** Begin Information provided **

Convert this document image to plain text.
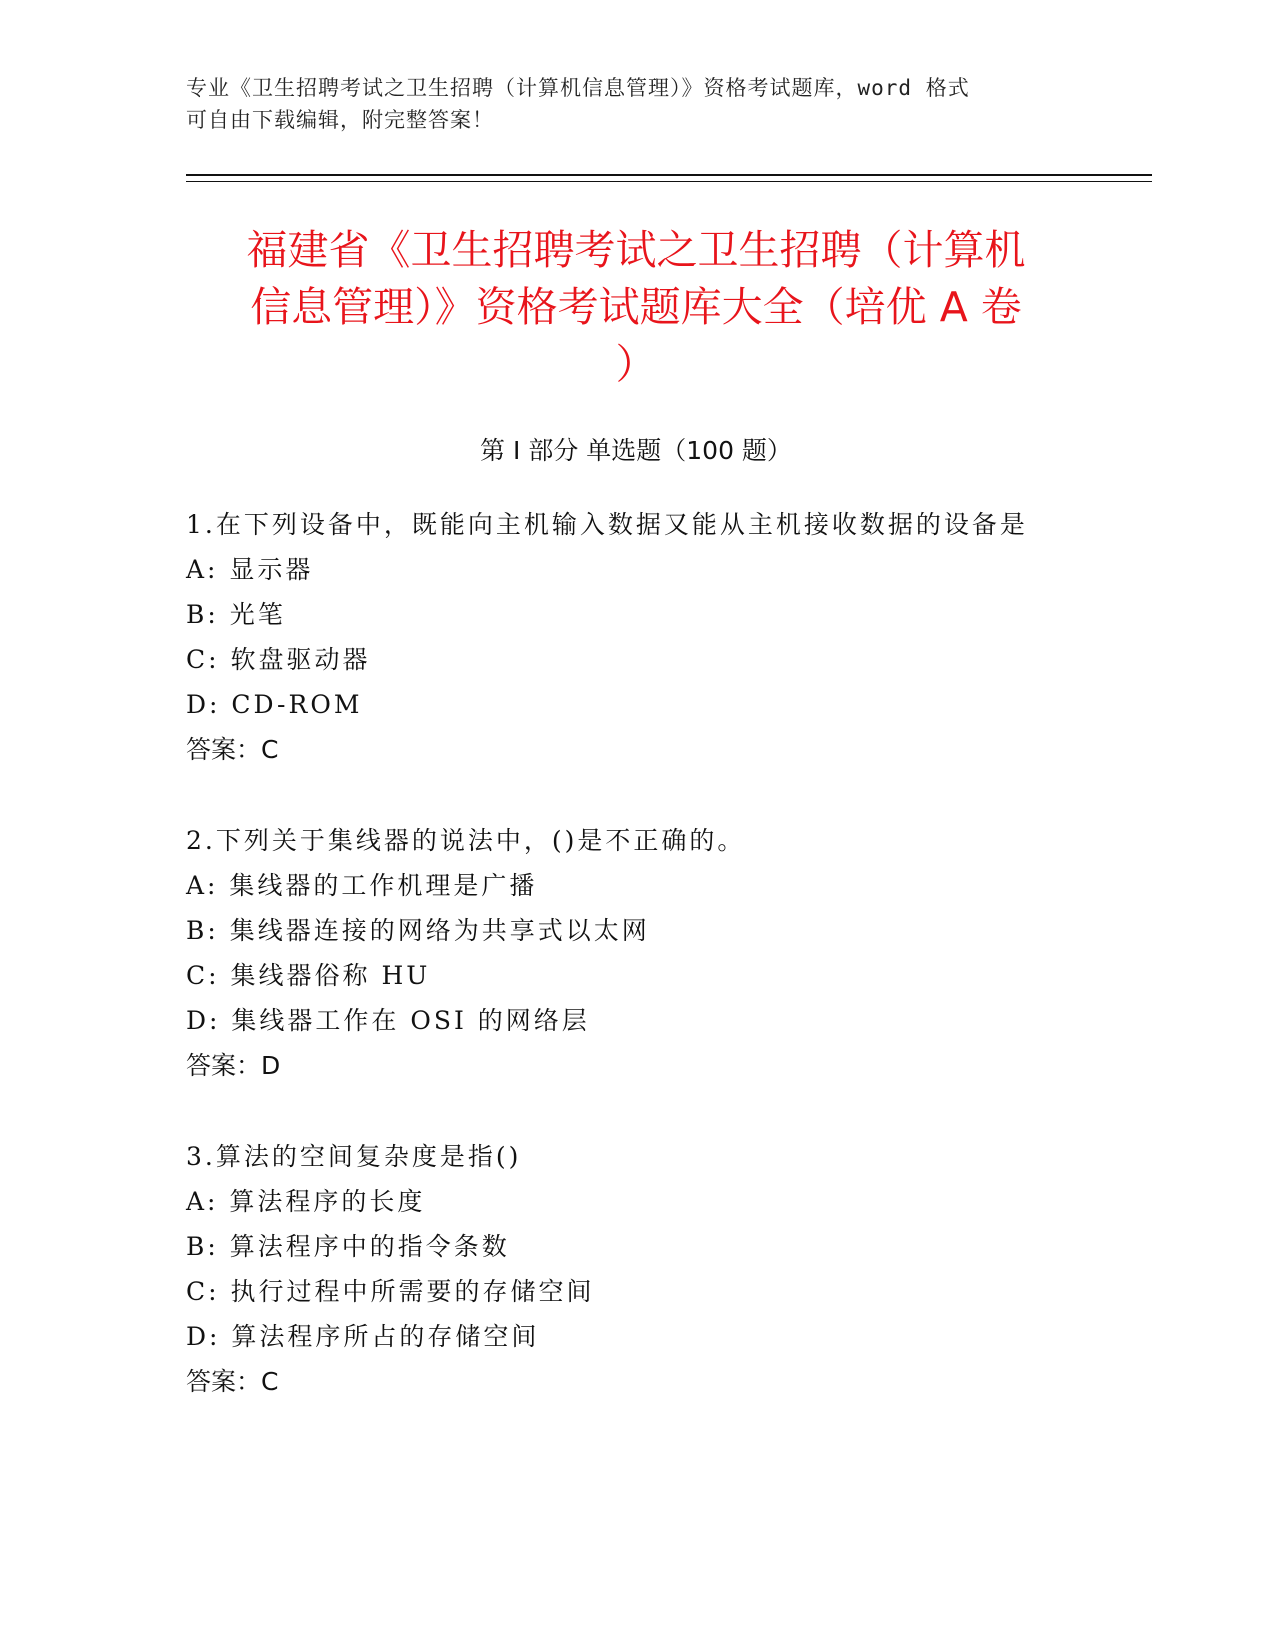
专业《卫生招聘考试之卫生招聘（计算机信息管理）》资格考试题库，word 格式
可自由下载编辑，附完整答案！
福建省《卫生招聘考试之卫生招聘（计算机
信息管理）》资格考试题库大全（培优 A 卷
）
第 I 部分 单选题（100 题）
1.在下列设备中，既能向主机输入数据又能从主机接收数据的设备是
A: 显示器
B: 光笔
C: 软盘驱动器
D: CD-ROM
答案：C
2.下列关于集线器的说法中，()是不正确的。
A: 集线器的工作机理是广播
B: 集线器连接的网络为共享式以太网
C: 集线器俗称 HU
D: 集线器工作在 OSI 的网络层
答案：D
3.算法的空间复杂度是指()
A: 算法程序的长度
B: 算法程序中的指令条数
C: 执行过程中所需要的存储空间
D: 算法程序所占的存储空间
答案：C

** End Information provided **

Work to be completed: Reproduce every record above exactly, but leave out the pictures.

Task response:
Convert this document image to plain text.
专业《卫生招聘考试之卫生招聘（计算机信息管理）》资格考试题库，word 格式
可自由下载编辑，附完整答案！
福建省《卫生招聘考试之卫生招聘（计算机
信息管理）》资格考试题库大全（培优 A 卷
）
第 I 部分 单选题（100 题）
1.在下列设备中，既能向主机输入数据又能从主机接收数据的设备是
A: 显示器
B: 光笔
C: 软盘驱动器
D: CD-ROM
答案：C
2.下列关于集线器的说法中，()是不正确的。
A: 集线器的工作机理是广播
B: 集线器连接的网络为共享式以太网
C: 集线器俗称 HU
D: 集线器工作在 OSI 的网络层
答案：D
3.算法的空间复杂度是指()
A: 算法程序的长度
B: 算法程序中的指令条数
C: 执行过程中所需要的存储空间
D: 算法程序所占的存储空间
答案：C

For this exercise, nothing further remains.